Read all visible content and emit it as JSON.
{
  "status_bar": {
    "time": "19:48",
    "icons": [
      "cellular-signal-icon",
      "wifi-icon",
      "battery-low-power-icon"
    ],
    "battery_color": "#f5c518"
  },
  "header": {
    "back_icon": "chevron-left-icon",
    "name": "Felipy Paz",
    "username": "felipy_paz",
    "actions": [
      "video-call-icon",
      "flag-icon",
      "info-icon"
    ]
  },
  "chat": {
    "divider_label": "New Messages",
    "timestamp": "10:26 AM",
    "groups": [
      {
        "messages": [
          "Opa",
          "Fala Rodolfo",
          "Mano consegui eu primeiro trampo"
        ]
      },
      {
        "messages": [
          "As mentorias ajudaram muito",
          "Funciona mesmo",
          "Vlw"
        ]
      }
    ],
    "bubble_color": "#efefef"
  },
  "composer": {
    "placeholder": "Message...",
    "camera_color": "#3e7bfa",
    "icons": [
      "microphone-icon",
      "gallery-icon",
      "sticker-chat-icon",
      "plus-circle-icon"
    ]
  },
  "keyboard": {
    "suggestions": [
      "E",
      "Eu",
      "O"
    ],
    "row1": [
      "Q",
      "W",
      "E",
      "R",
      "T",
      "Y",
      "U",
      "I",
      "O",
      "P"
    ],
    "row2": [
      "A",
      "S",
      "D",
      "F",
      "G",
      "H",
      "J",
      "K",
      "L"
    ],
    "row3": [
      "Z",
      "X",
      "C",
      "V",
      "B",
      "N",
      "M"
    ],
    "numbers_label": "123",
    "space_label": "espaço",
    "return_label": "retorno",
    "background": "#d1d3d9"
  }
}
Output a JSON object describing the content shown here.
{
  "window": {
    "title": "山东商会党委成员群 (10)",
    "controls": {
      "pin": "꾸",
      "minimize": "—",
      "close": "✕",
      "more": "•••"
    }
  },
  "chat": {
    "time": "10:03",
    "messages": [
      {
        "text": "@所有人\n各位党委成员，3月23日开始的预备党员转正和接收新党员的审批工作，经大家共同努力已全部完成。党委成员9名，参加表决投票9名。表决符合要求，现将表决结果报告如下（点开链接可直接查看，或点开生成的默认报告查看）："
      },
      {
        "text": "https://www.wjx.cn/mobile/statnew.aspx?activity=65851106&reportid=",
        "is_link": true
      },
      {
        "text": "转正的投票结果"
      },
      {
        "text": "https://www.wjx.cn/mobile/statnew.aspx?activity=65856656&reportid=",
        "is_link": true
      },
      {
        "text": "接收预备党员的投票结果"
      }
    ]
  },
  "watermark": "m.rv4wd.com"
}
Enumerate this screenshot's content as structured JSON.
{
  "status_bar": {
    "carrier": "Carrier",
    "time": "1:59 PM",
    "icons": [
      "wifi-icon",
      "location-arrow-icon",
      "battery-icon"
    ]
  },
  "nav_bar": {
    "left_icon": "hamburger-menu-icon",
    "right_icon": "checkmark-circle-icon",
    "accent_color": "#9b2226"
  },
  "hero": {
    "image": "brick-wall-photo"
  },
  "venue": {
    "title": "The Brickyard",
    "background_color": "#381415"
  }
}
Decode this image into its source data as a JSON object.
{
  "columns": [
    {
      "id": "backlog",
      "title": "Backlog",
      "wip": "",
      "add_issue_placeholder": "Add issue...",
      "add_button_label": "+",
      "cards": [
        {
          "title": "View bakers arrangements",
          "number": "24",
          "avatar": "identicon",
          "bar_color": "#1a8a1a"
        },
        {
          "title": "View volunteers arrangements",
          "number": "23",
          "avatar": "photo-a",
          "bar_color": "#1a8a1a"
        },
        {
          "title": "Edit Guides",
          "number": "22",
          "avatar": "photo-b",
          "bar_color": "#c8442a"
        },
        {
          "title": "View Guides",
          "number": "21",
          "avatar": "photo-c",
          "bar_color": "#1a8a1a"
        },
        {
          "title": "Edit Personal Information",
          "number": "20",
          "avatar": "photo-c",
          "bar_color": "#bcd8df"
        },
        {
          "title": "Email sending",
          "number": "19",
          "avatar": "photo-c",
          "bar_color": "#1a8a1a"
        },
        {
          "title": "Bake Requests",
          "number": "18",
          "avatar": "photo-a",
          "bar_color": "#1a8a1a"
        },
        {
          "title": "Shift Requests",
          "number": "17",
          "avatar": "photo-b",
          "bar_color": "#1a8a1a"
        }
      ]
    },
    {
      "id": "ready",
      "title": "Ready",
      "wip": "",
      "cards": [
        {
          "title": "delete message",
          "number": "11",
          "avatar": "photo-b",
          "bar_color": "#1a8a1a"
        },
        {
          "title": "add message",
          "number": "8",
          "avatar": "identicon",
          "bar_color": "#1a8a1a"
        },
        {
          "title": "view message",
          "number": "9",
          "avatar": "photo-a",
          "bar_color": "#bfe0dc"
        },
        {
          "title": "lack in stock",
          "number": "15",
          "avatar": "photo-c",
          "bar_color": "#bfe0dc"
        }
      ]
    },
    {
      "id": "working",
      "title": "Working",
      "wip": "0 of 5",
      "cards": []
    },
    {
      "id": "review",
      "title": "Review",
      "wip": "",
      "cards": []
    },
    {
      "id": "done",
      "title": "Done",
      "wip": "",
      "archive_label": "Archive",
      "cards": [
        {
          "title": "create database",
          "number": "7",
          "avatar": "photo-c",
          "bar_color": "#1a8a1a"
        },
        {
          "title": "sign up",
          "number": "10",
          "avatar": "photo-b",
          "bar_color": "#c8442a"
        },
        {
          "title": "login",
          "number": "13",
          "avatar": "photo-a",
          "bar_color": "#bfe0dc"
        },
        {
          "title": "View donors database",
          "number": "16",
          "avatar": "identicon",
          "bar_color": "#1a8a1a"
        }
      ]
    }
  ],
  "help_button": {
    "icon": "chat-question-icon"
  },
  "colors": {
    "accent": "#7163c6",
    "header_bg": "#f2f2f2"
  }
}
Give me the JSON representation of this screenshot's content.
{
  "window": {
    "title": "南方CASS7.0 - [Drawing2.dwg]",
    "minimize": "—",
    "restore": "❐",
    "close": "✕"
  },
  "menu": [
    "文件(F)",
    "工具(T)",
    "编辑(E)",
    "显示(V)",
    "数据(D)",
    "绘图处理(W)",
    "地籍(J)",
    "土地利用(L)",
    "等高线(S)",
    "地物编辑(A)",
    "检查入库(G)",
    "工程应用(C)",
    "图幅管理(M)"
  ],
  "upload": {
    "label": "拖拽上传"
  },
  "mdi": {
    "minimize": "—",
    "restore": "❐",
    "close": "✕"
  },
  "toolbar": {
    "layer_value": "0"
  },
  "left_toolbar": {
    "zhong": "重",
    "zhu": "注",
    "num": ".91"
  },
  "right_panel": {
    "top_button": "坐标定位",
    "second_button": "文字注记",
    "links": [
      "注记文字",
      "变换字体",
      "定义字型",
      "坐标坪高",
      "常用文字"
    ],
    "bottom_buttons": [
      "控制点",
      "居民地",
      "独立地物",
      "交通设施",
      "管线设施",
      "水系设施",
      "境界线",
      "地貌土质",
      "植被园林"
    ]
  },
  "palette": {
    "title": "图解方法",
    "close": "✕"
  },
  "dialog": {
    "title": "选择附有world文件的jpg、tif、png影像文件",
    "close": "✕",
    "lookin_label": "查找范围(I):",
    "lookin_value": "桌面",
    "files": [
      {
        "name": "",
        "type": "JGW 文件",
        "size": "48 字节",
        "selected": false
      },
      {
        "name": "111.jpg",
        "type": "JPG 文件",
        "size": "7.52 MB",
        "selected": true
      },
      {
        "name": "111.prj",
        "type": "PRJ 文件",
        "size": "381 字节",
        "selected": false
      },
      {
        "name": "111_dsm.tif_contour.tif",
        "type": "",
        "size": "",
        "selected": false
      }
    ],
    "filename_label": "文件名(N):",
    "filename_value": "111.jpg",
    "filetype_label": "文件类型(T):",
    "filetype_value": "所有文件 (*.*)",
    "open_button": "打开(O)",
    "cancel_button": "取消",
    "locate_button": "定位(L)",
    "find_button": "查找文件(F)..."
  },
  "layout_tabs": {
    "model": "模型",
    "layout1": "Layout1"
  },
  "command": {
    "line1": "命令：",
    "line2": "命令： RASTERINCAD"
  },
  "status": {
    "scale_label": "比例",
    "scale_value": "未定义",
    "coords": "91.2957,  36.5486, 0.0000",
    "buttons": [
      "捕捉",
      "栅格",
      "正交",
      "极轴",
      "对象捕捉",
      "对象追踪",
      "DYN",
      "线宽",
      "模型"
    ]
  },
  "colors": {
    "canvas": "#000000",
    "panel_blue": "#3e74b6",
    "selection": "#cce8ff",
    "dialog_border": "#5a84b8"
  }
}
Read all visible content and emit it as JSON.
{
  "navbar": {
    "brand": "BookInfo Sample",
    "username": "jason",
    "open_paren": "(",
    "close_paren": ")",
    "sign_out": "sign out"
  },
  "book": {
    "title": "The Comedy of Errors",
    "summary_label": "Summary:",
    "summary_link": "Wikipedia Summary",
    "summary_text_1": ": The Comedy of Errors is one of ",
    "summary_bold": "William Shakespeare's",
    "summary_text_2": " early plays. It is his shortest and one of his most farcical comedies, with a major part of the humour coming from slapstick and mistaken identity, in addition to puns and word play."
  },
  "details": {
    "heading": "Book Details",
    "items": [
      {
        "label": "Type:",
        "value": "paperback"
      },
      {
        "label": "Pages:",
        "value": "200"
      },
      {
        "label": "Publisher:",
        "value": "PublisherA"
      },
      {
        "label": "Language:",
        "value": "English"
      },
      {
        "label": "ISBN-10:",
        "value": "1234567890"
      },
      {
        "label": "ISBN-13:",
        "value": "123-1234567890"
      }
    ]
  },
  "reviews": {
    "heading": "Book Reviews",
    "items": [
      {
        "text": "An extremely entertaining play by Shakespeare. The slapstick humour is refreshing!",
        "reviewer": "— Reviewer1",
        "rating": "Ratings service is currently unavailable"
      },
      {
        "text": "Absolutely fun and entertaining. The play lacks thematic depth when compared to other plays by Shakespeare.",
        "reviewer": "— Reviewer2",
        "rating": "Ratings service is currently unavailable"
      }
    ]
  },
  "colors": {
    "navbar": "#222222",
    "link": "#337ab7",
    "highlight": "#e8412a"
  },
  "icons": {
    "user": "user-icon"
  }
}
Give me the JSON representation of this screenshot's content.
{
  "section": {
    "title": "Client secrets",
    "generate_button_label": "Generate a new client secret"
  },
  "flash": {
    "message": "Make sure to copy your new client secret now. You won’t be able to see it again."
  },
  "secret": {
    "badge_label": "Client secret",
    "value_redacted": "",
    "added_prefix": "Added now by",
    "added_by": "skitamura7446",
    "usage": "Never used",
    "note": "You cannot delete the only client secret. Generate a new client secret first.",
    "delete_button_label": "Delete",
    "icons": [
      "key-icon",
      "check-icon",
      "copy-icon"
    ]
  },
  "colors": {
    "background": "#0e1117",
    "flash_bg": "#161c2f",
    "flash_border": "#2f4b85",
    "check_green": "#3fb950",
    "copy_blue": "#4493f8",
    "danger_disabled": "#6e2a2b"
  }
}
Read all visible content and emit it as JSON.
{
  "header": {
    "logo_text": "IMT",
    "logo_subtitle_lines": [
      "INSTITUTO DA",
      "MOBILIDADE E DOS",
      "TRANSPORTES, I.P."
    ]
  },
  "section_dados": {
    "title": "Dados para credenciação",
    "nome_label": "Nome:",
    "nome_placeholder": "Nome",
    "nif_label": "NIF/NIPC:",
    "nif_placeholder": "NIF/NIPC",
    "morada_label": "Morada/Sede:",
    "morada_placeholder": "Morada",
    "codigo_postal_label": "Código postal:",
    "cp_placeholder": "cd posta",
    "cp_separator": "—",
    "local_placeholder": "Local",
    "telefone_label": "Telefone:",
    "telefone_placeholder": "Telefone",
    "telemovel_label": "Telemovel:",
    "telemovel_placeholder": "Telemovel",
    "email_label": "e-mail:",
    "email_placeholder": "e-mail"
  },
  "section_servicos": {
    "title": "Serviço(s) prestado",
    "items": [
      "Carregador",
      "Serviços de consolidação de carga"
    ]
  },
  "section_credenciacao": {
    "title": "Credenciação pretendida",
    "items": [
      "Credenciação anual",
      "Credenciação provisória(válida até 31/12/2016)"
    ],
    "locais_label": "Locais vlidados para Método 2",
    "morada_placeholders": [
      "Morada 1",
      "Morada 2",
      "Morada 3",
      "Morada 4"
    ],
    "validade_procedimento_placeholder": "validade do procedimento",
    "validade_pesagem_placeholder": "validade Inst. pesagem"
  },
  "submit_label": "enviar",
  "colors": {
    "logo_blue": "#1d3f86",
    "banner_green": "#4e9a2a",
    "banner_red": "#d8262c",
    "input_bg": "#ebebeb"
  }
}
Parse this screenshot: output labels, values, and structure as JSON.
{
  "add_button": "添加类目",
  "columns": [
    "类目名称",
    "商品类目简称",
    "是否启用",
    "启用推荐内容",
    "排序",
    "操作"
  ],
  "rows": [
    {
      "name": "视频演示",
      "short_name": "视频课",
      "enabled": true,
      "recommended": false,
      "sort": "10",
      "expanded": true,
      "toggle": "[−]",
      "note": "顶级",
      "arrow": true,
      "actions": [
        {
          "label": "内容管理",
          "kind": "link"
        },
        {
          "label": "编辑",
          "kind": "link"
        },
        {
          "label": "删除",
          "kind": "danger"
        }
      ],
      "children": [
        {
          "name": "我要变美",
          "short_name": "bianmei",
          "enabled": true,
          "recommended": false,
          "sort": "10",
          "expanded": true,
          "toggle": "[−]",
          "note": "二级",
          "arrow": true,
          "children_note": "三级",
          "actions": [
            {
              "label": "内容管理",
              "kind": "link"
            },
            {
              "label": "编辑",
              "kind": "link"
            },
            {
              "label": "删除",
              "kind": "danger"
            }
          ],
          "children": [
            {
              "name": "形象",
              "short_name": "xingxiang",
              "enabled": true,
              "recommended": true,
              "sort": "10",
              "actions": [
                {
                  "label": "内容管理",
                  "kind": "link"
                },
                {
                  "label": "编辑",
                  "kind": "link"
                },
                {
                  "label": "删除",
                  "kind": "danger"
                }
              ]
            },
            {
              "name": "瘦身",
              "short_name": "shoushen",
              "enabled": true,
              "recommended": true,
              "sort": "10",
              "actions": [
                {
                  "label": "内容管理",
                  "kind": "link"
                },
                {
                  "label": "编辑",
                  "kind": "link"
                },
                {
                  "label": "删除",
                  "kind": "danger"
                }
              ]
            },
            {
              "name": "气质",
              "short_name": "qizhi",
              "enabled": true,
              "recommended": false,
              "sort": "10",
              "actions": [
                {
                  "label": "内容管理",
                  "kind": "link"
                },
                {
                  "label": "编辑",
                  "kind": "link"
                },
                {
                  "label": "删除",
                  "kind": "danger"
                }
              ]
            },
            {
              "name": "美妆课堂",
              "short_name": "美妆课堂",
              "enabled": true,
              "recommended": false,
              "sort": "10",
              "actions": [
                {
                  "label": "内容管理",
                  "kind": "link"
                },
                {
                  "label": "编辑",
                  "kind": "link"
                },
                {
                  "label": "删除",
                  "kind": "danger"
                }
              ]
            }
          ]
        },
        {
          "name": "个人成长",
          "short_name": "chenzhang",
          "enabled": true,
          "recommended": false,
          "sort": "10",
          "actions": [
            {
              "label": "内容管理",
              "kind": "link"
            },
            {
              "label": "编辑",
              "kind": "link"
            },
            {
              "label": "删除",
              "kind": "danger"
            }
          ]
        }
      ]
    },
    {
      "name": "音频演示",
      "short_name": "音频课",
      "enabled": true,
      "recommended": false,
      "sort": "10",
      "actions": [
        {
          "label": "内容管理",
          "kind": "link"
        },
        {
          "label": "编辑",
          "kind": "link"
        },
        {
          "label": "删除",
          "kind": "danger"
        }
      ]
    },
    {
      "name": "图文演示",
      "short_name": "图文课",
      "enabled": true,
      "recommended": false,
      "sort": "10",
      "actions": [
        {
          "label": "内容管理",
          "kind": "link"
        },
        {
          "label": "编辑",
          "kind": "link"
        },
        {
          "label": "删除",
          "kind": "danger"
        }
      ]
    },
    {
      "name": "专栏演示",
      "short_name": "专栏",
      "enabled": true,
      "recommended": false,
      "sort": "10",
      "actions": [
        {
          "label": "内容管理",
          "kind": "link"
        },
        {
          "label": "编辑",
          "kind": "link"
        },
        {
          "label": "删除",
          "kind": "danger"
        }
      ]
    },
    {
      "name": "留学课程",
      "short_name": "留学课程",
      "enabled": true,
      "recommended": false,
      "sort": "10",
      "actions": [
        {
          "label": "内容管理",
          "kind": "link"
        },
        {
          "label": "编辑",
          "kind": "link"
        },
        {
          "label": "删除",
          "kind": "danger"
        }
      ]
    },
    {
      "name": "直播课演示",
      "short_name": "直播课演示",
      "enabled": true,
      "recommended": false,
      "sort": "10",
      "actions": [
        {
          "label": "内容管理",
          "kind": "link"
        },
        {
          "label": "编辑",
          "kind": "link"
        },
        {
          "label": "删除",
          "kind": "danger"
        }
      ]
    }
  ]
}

• _What to do_
Scan the material above. Return every line containing the string "Edit".

• _Full output_
          "title": "Edit Guides",
          "title": "Edit Personal Information",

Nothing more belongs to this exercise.